»»

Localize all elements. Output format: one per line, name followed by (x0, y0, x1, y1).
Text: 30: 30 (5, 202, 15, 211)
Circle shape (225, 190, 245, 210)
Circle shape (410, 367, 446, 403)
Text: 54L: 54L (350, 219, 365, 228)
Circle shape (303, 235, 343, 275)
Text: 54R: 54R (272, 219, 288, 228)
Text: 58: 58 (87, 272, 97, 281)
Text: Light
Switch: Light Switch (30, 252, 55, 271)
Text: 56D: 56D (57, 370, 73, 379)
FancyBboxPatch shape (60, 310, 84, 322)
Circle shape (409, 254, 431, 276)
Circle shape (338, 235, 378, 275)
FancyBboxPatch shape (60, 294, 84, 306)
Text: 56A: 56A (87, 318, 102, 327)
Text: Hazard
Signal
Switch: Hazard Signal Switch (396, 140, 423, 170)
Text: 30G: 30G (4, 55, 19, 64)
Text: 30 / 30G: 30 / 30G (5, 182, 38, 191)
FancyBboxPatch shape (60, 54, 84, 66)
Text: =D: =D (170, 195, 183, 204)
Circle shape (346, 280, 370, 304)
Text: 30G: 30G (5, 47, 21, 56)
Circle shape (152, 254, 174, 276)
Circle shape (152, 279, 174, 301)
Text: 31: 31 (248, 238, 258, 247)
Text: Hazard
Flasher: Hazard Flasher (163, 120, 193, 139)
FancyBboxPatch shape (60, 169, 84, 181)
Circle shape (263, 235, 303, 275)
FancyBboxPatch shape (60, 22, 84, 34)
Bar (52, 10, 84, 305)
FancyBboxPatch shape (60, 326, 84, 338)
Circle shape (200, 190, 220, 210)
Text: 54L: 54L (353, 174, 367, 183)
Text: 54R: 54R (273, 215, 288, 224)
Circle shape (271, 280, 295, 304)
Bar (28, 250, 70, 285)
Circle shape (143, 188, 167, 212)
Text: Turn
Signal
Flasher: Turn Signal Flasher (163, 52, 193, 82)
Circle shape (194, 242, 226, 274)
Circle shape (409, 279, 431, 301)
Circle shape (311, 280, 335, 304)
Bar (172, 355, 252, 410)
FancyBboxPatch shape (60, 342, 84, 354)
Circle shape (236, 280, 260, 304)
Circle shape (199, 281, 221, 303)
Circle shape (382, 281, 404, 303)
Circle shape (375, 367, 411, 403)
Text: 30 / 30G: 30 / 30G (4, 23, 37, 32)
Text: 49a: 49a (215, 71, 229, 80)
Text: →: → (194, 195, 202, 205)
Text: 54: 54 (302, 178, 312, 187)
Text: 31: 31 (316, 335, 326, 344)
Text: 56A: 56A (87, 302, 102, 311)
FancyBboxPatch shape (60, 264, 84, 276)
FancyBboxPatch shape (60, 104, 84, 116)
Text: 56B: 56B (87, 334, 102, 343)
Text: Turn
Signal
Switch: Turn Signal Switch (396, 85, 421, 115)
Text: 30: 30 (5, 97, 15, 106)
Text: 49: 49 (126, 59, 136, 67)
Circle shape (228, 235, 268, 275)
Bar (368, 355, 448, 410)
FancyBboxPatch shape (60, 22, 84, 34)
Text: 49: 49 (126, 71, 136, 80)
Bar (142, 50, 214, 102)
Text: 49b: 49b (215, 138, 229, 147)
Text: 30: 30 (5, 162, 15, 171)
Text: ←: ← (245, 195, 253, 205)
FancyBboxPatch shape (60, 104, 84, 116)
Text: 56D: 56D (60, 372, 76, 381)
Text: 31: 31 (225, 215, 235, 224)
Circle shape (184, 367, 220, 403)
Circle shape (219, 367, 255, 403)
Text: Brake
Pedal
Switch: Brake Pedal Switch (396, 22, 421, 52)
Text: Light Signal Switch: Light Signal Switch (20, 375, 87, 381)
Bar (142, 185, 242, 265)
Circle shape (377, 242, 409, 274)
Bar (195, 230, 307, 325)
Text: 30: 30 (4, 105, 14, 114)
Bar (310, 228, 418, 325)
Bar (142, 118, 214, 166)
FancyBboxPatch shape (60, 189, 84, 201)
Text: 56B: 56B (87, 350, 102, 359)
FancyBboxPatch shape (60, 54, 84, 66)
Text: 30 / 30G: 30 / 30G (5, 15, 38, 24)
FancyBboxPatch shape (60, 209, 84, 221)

««

Turn the material above into a numbered list, leaving out any blank lines.

Output for this task
1. Localize all elements. Output format: one per line, name followed by (x0, y0, x1, y1).
2. Text: 30: 30 (5, 202, 15, 211)
3. Circle shape (225, 190, 245, 210)
4. Circle shape (410, 367, 446, 403)
5. Text: 54L: 54L (350, 219, 365, 228)
6. Circle shape (303, 235, 343, 275)
7. Text: 54R: 54R (272, 219, 288, 228)
8. Text: 58: 58 (87, 272, 97, 281)
9. Text: Light
10. Switch: Light Switch (30, 252, 55, 271)
11. Text: 56D: 56D (57, 370, 73, 379)
12. FancyBboxPatch shape (60, 310, 84, 322)
13. Circle shape (409, 254, 431, 276)
14. Circle shape (338, 235, 378, 275)
15. FancyBboxPatch shape (60, 294, 84, 306)
16. Text: 56A: 56A (87, 318, 102, 327)
17. Text: Hazard
18. Signal
19. Switch: Hazard Signal Switch (396, 140, 423, 170)
20. Text: 30G: 30G (4, 55, 19, 64)
21. Text: 30 / 30G: 30 / 30G (5, 182, 38, 191)
22. FancyBboxPatch shape (60, 54, 84, 66)
23. Text: =D: =D (170, 195, 183, 204)
24. Circle shape (346, 280, 370, 304)
25. Text: 30G: 30G (5, 47, 21, 56)
26. Circle shape (152, 254, 174, 276)
27. Circle shape (152, 279, 174, 301)
28. Text: 31: 31 (248, 238, 258, 247)
29. Text: Hazard
30. Flasher: Hazard Flasher (163, 120, 193, 139)
31. FancyBboxPatch shape (60, 169, 84, 181)
32. Circle shape (263, 235, 303, 275)
33. FancyBboxPatch shape (60, 22, 84, 34)
34. Bar (52, 10, 84, 305)
35. FancyBboxPatch shape (60, 326, 84, 338)
36. Circle shape (200, 190, 220, 210)
37. Text: 54L: 54L (353, 174, 367, 183)
38. Text: 54R: 54R (273, 215, 288, 224)
39. Circle shape (271, 280, 295, 304)
40. Bar (28, 250, 70, 285)
41. Circle shape (143, 188, 167, 212)
42. Text: Turn
43. Signal
44. Flasher: Turn Signal Flasher (163, 52, 193, 82)
45. Circle shape (194, 242, 226, 274)
46. Circle shape (409, 279, 431, 301)
47. Circle shape (311, 280, 335, 304)
48. Bar (172, 355, 252, 410)
49. FancyBboxPatch shape (60, 342, 84, 354)
50. Circle shape (236, 280, 260, 304)
51. Circle shape (199, 281, 221, 303)
52. Circle shape (382, 281, 404, 303)
53. Circle shape (375, 367, 411, 403)
54. Text: 30 / 30G: 30 / 30G (4, 23, 37, 32)
55. Text: 49a: 49a (215, 71, 229, 80)
56. Text: →: → (194, 195, 202, 205)
57. Text: 54: 54 (302, 178, 312, 187)
58. Text: 31: 31 (316, 335, 326, 344)
59. Text: 56A: 56A (87, 302, 102, 311)
60. FancyBboxPatch shape (60, 264, 84, 276)
61. FancyBboxPatch shape (60, 104, 84, 116)
62. Text: 56B: 56B (87, 334, 102, 343)
63. Text: Turn
64. Signal
65. Switch: Turn Signal Switch (396, 85, 421, 115)
66. Text: 30: 30 (5, 97, 15, 106)
67. Text: 49: 49 (126, 59, 136, 67)
68. Circle shape (228, 235, 268, 275)
69. Bar (368, 355, 448, 410)
70. FancyBboxPatch shape (60, 22, 84, 34)
71. Text: 49: 49 (126, 71, 136, 80)
72. Bar (142, 50, 214, 102)
73. Text: 49b: 49b (215, 138, 229, 147)
74. Text: 30: 30 (5, 162, 15, 171)
75. Text: ←: ← (245, 195, 253, 205)
76. FancyBboxPatch shape (60, 104, 84, 116)
77. Text: 56D: 56D (60, 372, 76, 381)
78. Text: 31: 31 (225, 215, 235, 224)
79. Circle shape (184, 367, 220, 403)
80. Circle shape (219, 367, 255, 403)
81. Text: Brake
82. Pedal
83. Switch: Brake Pedal Switch (396, 22, 421, 52)
84. Text: Light Signal Switch: Light Signal Switch (20, 375, 87, 381)
85. Bar (142, 185, 242, 265)
86. Circle shape (377, 242, 409, 274)
87. Bar (195, 230, 307, 325)
88. Text: 30: 30 (4, 105, 14, 114)
89. Bar (310, 228, 418, 325)
90. Bar (142, 118, 214, 166)
91. FancyBboxPatch shape (60, 189, 84, 201)
92. Text: 56B: 56B (87, 350, 102, 359)
93. FancyBboxPatch shape (60, 54, 84, 66)
94. Text: 30 / 30G: 30 / 30G (5, 15, 38, 24)
95. FancyBboxPatch shape (60, 209, 84, 221)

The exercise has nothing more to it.